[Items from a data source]

────────────────

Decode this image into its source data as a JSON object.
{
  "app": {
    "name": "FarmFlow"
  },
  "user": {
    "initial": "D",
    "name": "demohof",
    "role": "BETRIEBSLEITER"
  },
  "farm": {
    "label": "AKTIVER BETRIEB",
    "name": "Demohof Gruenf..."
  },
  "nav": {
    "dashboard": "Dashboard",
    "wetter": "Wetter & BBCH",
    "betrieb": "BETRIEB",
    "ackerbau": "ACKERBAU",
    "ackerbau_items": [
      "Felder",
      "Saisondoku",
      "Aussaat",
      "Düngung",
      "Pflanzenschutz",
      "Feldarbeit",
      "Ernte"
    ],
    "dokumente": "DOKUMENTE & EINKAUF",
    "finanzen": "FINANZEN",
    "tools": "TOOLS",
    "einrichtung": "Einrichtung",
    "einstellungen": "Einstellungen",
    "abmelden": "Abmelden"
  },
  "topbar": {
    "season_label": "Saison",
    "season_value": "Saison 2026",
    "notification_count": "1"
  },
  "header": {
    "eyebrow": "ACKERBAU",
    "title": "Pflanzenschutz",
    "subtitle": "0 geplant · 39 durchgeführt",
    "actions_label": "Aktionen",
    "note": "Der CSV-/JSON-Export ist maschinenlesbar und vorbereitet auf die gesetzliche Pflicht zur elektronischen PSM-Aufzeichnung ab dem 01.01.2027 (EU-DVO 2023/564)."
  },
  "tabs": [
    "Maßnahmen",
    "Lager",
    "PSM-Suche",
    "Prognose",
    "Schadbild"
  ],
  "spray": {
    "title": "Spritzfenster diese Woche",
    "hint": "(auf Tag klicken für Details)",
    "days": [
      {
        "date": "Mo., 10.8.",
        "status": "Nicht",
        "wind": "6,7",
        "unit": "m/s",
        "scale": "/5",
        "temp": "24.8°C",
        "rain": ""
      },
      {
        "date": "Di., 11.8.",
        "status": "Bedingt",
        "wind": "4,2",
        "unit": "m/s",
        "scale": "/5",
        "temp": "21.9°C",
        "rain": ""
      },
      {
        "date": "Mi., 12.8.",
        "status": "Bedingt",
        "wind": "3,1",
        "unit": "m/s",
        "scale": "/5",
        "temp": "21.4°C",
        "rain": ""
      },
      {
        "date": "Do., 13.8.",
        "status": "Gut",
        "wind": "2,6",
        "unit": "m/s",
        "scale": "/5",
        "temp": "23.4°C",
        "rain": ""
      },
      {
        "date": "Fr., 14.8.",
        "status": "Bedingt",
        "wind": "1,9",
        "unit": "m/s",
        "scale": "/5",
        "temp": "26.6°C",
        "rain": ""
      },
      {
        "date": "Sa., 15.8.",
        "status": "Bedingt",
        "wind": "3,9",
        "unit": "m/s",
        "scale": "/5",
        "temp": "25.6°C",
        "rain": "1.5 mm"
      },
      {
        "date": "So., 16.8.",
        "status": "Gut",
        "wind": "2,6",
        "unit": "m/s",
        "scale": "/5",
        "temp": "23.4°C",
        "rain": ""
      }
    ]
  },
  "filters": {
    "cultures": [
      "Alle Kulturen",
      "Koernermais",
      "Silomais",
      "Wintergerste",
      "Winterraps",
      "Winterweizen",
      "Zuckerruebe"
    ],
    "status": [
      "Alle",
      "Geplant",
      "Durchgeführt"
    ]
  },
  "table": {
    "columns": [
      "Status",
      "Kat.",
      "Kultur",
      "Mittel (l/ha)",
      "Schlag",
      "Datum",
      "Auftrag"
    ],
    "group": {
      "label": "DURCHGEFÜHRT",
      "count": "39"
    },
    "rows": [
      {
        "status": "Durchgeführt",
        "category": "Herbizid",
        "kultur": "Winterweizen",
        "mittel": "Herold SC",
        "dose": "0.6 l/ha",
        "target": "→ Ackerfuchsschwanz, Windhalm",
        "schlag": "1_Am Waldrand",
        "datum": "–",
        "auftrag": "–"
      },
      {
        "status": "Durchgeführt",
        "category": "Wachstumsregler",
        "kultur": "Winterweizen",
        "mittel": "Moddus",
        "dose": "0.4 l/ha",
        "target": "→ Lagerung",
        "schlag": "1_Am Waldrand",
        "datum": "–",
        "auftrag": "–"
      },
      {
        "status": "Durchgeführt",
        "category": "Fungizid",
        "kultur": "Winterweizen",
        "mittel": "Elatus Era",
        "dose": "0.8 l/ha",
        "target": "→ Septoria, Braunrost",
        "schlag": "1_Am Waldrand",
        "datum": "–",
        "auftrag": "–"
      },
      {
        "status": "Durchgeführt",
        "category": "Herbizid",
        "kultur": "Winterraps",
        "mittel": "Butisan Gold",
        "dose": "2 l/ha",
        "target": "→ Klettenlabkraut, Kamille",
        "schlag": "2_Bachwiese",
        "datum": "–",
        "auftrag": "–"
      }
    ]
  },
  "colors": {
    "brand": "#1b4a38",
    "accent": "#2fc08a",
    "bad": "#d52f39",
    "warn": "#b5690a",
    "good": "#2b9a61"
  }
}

────────────────

**EXERCISE OBJECTIVE**
What is the number of lines above that contain "JSON"? Answer with that number only.

**TASK SOLUTION**
2